**What the task asks:** Examine each line of the data. Copy those that contain the string "Test".

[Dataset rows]
--------------------------------

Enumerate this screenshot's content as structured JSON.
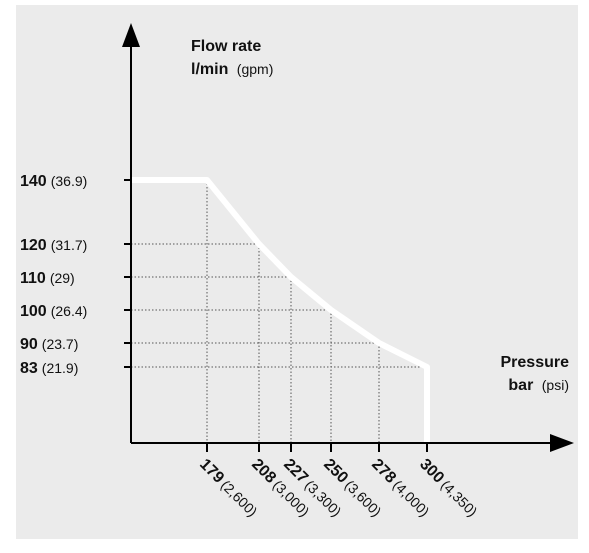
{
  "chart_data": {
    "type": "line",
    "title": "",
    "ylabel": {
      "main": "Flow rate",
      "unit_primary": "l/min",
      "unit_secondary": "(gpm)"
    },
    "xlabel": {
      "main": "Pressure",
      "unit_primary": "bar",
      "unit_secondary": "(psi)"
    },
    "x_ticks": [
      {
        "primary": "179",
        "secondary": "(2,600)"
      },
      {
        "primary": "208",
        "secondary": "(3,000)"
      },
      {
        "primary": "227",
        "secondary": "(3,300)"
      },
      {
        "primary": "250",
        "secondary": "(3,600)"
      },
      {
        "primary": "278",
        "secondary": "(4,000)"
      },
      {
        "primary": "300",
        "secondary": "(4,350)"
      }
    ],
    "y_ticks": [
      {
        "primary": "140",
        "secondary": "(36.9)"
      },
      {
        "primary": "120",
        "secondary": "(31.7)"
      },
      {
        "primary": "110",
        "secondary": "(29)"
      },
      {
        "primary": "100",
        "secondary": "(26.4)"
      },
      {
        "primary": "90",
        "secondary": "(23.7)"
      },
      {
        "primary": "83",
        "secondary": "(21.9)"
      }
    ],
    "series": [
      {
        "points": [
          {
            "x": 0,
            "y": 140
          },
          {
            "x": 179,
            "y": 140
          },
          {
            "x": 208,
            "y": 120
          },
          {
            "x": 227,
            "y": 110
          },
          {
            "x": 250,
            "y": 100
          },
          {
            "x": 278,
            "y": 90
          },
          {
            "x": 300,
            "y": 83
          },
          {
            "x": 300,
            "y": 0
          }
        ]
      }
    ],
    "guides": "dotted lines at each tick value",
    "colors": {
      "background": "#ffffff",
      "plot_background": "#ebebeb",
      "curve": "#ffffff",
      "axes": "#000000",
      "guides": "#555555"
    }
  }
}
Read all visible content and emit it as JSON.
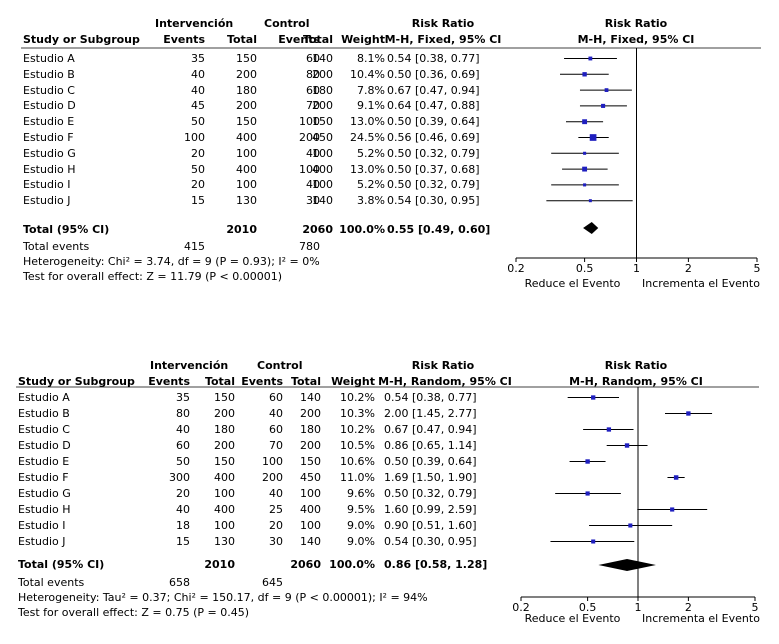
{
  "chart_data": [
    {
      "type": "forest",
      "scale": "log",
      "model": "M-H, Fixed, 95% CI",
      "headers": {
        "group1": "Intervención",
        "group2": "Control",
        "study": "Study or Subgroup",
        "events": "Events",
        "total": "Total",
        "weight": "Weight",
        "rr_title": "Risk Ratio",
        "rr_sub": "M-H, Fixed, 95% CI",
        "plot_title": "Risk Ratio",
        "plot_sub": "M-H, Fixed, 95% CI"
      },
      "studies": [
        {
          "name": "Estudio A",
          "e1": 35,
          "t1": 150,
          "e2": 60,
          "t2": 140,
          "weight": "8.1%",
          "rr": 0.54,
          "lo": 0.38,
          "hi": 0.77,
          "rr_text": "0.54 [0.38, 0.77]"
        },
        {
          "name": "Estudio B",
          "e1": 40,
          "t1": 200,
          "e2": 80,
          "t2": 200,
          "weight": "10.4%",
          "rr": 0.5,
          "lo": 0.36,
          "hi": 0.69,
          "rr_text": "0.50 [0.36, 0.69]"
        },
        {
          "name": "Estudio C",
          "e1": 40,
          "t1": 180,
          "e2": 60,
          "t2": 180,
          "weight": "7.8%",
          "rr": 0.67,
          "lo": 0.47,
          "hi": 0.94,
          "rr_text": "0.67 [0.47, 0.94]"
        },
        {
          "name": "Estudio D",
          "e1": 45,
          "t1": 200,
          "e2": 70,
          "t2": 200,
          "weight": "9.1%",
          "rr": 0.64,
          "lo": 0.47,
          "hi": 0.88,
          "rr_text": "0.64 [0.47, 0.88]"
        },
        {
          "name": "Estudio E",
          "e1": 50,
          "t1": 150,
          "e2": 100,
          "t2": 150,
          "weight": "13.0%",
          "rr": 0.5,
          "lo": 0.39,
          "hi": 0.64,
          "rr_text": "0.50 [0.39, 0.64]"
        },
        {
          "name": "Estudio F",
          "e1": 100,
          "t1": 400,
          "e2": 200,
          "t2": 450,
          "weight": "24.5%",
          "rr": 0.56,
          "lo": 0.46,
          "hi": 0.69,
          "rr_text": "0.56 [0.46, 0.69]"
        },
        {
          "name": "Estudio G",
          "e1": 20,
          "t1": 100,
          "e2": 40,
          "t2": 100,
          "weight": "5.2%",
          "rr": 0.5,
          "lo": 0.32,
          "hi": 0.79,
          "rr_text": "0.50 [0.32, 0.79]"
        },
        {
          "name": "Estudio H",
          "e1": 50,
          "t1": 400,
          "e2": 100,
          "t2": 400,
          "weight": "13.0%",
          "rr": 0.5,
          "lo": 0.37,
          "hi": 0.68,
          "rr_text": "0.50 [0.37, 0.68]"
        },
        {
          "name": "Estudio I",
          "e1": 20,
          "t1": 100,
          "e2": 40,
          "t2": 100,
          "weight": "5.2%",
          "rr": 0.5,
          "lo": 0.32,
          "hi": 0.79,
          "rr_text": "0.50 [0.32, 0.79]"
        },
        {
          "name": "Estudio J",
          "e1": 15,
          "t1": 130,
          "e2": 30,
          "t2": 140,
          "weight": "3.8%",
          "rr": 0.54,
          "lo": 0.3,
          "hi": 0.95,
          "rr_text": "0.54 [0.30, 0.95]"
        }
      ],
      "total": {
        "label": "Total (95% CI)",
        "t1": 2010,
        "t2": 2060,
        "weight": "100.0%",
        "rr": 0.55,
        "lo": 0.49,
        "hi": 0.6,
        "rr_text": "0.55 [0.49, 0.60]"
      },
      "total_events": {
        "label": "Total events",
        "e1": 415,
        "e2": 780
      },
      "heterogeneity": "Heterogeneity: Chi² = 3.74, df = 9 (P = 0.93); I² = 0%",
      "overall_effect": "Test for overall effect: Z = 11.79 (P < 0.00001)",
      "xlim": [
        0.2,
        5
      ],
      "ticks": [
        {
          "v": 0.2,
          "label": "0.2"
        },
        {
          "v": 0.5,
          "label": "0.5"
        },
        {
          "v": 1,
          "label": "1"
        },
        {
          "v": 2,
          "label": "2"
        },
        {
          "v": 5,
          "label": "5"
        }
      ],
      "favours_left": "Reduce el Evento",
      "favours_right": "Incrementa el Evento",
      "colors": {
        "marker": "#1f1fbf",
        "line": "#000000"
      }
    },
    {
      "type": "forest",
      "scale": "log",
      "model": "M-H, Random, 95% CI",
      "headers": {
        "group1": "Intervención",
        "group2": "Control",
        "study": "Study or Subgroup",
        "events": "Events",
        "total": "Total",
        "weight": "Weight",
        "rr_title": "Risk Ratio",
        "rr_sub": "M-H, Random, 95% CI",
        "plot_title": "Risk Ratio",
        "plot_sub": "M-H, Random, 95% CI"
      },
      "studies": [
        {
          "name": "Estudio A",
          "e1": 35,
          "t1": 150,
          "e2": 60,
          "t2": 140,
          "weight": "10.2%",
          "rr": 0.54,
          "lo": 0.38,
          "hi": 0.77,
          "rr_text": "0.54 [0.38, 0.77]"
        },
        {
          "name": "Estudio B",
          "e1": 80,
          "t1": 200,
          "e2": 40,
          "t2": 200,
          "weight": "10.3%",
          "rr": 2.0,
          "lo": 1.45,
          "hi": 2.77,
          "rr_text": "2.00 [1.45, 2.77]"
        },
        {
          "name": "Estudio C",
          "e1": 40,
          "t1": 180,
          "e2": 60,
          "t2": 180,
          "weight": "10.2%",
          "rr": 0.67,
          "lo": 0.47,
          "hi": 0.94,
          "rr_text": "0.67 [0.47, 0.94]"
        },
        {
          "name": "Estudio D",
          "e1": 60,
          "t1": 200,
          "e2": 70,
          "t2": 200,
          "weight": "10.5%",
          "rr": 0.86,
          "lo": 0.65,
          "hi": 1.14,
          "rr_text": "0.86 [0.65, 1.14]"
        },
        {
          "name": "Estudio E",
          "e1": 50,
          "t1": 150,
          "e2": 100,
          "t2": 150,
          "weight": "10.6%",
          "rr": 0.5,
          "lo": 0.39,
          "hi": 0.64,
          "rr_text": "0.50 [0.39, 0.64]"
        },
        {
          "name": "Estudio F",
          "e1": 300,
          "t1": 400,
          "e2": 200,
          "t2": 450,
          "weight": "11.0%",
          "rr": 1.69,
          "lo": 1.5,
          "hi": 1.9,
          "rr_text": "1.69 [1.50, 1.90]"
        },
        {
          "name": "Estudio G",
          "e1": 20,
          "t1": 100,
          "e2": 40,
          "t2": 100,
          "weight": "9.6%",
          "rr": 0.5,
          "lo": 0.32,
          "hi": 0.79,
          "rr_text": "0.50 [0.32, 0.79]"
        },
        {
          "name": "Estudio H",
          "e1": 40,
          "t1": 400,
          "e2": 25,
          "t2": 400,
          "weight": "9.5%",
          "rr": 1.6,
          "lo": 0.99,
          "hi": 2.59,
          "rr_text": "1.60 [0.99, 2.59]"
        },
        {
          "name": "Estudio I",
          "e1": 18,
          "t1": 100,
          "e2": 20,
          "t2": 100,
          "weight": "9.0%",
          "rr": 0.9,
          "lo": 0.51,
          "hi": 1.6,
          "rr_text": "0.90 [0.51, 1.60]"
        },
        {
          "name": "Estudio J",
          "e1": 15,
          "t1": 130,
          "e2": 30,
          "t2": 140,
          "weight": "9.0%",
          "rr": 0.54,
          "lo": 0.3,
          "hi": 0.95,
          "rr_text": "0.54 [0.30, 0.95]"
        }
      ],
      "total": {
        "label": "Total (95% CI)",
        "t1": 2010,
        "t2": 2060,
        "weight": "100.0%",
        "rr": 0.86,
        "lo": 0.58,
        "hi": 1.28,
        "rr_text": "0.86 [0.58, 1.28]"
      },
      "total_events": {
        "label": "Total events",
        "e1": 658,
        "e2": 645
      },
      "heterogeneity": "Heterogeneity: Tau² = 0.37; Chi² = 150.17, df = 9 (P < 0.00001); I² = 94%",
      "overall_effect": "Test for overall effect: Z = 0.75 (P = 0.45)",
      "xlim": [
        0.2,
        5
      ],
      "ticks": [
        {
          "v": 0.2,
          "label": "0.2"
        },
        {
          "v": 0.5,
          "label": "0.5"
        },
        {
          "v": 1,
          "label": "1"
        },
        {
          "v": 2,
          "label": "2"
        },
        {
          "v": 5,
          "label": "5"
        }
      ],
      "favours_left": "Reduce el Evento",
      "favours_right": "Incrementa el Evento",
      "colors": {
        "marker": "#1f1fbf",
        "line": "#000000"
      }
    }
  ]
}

--------------------------------

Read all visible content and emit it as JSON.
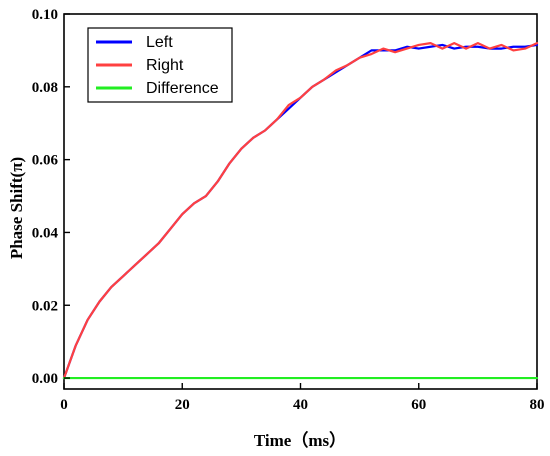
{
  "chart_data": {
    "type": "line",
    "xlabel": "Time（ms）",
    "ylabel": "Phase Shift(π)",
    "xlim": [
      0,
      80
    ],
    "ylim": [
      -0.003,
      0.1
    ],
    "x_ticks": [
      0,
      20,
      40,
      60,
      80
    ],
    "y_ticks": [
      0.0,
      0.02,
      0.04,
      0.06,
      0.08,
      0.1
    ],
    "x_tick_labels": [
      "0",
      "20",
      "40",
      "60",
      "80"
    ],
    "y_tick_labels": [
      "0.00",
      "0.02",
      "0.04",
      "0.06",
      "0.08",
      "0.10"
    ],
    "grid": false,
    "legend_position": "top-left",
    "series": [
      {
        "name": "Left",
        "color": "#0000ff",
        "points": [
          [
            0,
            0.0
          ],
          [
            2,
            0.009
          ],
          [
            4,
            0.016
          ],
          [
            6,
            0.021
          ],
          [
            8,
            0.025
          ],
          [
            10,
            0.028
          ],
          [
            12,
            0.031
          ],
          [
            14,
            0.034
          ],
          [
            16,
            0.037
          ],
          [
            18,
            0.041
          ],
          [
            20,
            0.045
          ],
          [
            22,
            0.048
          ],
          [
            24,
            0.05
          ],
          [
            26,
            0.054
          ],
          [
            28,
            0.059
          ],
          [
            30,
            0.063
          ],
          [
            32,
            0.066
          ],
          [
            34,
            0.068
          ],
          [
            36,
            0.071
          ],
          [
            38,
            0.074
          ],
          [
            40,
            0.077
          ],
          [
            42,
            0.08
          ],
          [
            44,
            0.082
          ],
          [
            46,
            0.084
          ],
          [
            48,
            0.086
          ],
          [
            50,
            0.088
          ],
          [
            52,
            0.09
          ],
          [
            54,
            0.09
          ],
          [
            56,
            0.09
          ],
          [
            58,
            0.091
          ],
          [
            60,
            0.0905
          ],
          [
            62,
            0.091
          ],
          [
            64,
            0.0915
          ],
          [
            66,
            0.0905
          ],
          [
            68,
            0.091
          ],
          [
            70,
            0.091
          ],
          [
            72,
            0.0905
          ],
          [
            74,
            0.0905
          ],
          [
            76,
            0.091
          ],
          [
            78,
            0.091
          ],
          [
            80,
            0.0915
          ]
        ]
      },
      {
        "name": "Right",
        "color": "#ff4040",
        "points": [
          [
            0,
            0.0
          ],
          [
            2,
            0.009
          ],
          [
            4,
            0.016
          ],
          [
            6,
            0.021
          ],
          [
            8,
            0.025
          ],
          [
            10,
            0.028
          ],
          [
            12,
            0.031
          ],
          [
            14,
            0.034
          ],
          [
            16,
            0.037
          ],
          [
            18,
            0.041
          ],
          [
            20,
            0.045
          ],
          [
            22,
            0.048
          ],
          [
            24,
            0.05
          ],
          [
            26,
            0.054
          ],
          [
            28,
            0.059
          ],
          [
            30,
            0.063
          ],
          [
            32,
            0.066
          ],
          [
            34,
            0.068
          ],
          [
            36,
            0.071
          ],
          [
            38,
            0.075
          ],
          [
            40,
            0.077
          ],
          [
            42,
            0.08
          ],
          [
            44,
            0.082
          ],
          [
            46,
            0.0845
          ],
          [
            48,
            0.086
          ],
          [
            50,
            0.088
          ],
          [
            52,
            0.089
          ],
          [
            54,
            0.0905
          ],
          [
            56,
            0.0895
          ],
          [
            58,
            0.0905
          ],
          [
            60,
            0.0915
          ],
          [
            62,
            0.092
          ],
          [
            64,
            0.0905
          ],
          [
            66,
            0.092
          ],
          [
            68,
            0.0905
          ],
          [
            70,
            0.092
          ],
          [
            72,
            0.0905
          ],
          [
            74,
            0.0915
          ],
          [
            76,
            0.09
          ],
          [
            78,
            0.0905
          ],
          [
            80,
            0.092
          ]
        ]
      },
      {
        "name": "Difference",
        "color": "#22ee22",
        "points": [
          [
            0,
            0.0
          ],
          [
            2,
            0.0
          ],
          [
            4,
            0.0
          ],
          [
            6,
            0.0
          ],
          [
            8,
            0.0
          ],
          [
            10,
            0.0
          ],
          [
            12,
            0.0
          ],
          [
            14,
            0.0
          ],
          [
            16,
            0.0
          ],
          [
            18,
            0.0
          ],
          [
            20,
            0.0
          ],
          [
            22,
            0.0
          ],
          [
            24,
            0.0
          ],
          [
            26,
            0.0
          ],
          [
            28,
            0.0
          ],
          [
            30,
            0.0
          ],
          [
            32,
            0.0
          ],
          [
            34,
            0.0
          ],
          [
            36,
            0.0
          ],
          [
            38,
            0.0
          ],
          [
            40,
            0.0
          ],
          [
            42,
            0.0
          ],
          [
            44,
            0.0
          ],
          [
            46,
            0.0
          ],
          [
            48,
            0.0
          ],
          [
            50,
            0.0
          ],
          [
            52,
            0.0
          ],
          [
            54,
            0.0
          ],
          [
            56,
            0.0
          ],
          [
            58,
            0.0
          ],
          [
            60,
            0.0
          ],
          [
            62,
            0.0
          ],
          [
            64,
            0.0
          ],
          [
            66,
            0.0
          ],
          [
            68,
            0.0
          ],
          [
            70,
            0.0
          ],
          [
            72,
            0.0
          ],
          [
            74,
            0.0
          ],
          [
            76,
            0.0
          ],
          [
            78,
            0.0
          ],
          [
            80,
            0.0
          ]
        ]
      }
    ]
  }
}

--------------------------------

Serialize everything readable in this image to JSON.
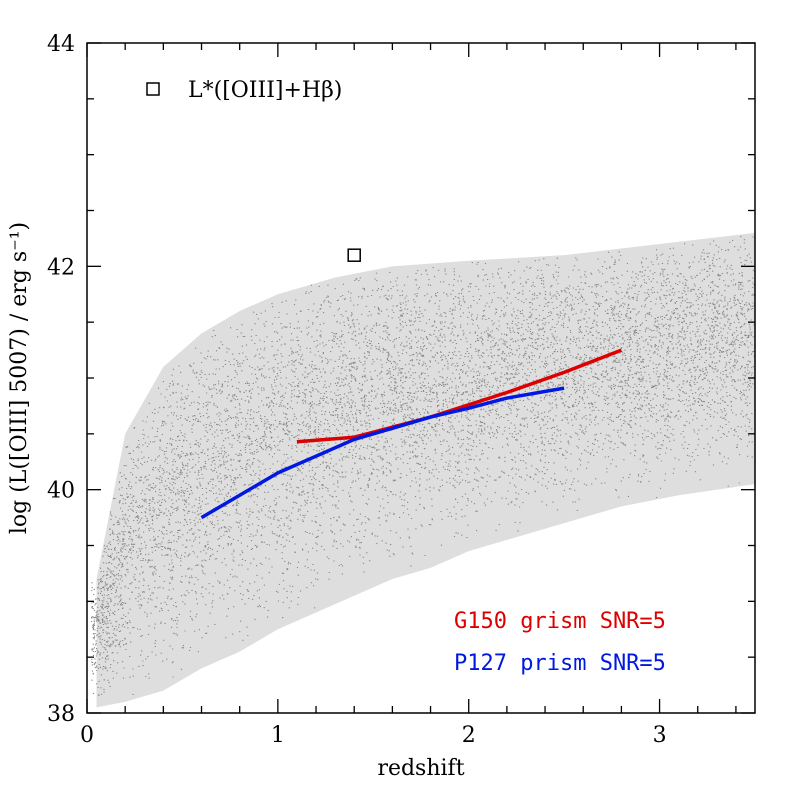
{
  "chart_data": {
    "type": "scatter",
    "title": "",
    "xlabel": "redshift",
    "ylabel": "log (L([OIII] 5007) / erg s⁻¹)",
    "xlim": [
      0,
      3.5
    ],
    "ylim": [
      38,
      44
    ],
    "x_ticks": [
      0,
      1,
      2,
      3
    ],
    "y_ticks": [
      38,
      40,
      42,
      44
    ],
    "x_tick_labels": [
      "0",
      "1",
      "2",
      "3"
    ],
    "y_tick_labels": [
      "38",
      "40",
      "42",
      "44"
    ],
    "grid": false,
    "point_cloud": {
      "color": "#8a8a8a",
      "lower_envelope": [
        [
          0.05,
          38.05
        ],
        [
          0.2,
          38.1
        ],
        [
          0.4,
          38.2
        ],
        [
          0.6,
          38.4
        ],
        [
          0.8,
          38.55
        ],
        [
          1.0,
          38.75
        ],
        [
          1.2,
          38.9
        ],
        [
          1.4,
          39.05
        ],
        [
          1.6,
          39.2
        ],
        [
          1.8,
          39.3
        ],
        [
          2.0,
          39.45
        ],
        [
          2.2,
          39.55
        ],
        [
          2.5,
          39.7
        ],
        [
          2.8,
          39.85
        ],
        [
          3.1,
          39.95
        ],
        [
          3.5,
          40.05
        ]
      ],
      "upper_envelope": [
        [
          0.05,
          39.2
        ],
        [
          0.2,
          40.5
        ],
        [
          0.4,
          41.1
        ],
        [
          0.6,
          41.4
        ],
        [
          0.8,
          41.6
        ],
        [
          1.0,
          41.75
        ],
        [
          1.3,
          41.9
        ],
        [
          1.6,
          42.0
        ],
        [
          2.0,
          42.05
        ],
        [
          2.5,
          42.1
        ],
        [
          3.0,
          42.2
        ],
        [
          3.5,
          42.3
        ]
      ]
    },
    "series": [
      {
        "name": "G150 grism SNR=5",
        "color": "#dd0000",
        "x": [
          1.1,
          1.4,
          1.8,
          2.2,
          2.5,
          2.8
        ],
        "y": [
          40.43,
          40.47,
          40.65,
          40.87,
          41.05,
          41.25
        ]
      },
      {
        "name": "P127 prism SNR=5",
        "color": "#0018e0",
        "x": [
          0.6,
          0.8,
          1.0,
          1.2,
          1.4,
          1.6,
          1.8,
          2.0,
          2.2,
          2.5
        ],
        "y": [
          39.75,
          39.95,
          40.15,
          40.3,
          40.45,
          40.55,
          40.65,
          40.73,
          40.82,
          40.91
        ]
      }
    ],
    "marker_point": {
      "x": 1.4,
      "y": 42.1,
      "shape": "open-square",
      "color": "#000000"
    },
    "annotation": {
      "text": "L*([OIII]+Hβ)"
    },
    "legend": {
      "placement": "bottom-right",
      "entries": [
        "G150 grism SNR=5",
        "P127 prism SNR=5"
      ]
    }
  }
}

--------------------------------

**Answer to the task:**
      "overall_effect": "Test for overall effect: Z = 11.79 (P < 0.00001)",
      "overall_effect": "Test for overall effect: Z = 0.75 (P = 0.45)",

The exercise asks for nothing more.